In the data below, find each line containing the string "right" and return it.

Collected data
>> Begin

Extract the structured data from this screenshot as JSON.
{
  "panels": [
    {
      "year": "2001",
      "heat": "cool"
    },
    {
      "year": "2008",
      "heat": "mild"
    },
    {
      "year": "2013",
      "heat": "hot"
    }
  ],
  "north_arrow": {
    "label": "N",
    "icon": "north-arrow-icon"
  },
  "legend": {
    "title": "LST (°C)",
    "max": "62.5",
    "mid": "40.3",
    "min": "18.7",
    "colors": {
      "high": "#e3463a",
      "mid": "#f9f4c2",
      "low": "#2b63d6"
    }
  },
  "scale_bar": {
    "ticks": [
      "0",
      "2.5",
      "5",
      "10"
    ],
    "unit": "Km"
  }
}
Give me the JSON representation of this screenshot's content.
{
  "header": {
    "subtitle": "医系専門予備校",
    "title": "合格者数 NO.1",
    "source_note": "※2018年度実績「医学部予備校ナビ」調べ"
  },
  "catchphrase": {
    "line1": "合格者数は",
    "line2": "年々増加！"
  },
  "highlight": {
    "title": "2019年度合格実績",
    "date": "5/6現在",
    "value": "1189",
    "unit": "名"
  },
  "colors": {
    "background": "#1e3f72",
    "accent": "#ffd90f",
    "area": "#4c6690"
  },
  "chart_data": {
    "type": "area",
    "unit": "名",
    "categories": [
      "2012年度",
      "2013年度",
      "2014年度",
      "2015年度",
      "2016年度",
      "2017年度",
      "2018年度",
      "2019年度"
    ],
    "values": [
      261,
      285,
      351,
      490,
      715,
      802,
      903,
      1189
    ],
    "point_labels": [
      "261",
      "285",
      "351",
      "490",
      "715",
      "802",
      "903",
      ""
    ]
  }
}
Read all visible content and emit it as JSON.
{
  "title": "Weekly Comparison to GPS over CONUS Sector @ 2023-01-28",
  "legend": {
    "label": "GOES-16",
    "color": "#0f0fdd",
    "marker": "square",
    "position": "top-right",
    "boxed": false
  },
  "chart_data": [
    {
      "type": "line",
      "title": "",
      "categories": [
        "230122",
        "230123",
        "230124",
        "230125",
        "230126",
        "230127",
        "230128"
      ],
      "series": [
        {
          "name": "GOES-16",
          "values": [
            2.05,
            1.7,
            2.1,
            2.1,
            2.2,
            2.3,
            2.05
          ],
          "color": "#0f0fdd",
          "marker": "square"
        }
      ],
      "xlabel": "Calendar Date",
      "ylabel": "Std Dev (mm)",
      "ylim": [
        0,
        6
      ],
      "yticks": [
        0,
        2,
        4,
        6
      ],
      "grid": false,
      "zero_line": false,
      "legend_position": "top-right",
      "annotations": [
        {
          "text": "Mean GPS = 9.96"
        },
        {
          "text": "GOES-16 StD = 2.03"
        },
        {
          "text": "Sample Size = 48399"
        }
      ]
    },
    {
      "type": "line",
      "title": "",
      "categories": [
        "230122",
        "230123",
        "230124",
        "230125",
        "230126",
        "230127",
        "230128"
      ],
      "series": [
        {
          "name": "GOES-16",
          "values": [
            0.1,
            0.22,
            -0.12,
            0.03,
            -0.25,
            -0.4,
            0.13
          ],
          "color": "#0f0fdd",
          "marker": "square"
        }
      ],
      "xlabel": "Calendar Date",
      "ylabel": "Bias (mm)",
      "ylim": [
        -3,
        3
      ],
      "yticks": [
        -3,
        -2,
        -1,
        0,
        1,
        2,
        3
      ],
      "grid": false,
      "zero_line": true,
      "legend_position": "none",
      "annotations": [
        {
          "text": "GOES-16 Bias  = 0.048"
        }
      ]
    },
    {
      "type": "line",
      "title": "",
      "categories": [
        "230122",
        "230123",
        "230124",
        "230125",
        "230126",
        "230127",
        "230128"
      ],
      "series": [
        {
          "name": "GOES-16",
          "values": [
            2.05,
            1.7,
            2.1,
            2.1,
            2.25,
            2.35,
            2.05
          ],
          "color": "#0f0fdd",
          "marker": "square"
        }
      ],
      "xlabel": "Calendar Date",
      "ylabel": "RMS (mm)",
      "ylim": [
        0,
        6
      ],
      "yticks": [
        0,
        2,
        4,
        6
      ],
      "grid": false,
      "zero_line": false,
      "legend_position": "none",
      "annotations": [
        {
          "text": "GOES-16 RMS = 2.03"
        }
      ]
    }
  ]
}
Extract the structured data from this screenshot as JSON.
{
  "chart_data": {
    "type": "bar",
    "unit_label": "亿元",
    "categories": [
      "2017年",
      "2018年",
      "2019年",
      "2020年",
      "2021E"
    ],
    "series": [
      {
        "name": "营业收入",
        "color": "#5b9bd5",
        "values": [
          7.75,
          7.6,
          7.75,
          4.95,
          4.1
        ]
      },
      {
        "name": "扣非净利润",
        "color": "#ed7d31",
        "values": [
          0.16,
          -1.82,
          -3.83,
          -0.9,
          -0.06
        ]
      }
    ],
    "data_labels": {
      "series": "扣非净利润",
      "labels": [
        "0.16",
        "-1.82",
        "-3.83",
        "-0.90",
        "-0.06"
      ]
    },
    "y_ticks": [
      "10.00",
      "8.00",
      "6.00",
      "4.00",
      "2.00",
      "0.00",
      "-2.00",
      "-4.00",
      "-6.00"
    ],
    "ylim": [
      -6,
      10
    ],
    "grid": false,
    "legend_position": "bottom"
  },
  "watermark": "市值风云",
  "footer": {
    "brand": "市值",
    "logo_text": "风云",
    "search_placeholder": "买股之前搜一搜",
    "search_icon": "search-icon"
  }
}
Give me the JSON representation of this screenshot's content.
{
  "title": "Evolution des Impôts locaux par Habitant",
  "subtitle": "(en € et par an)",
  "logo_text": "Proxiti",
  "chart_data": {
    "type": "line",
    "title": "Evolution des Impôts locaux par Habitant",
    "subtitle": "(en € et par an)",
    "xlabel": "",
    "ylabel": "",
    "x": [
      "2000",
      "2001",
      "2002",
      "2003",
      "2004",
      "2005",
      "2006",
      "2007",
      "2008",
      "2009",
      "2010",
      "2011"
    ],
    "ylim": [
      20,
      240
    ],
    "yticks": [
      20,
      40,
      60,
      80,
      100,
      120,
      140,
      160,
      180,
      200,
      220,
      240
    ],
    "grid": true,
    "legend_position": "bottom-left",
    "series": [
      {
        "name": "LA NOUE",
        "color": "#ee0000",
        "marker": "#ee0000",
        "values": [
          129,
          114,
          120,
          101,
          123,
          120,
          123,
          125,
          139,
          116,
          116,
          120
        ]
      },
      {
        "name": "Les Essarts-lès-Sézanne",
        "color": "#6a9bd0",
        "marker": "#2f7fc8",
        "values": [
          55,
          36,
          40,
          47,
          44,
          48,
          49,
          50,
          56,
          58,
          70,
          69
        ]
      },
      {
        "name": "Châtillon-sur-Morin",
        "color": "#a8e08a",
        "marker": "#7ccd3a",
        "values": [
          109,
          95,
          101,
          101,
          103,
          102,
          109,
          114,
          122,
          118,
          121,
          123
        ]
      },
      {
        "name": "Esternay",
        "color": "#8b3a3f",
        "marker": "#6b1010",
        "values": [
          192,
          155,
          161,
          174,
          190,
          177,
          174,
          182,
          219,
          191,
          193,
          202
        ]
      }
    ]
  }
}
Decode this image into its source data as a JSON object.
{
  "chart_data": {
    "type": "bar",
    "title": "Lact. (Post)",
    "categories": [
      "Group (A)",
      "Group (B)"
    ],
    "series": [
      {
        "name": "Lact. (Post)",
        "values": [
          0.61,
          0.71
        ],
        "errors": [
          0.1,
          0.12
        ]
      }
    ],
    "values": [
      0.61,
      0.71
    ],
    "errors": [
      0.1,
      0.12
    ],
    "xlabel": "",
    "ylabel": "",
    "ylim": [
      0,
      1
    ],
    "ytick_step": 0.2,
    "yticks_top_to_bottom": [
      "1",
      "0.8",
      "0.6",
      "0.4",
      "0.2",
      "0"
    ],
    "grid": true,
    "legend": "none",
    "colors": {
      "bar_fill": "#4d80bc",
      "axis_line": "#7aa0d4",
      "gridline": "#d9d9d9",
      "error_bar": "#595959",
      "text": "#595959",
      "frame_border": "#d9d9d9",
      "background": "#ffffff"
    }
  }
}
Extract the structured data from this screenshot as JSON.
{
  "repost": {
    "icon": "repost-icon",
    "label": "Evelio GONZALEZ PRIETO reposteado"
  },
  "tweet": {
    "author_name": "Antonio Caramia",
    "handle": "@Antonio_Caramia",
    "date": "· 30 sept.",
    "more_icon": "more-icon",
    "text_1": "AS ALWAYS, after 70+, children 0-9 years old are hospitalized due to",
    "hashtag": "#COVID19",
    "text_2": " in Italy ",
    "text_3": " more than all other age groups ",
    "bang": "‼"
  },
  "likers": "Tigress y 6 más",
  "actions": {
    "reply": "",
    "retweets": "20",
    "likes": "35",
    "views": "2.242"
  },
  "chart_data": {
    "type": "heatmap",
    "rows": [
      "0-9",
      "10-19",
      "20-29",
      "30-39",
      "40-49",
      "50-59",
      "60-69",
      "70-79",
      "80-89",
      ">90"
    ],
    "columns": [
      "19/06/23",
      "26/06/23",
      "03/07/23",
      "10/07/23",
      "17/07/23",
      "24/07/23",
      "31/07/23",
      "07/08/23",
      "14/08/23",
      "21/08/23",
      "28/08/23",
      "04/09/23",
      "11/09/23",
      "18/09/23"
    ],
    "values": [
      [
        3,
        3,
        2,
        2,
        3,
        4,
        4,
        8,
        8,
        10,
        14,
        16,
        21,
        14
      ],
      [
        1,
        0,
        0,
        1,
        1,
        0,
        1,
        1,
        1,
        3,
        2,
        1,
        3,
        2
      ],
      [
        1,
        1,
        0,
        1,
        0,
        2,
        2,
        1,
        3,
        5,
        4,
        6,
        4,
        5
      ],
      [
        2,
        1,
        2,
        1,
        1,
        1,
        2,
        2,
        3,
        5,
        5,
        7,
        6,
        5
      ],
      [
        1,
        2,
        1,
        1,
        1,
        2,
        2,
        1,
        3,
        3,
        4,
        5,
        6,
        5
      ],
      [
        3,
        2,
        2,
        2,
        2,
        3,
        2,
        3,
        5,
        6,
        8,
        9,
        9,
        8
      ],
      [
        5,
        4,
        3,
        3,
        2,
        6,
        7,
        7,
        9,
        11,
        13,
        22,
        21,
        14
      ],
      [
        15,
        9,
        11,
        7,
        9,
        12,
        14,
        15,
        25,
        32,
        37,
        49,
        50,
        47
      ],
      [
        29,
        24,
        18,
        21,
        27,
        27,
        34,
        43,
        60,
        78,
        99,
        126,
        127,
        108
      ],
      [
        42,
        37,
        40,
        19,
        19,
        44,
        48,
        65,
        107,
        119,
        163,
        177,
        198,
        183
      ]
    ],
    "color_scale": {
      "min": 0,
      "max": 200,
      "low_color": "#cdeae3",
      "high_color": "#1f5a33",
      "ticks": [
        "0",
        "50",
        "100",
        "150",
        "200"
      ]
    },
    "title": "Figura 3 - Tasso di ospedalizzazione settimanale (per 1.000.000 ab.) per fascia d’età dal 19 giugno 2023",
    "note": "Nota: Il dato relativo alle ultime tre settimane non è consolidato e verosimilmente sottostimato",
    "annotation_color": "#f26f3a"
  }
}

>> End

Reply:
    "position": "top-right",
      "legend_position": "top-right",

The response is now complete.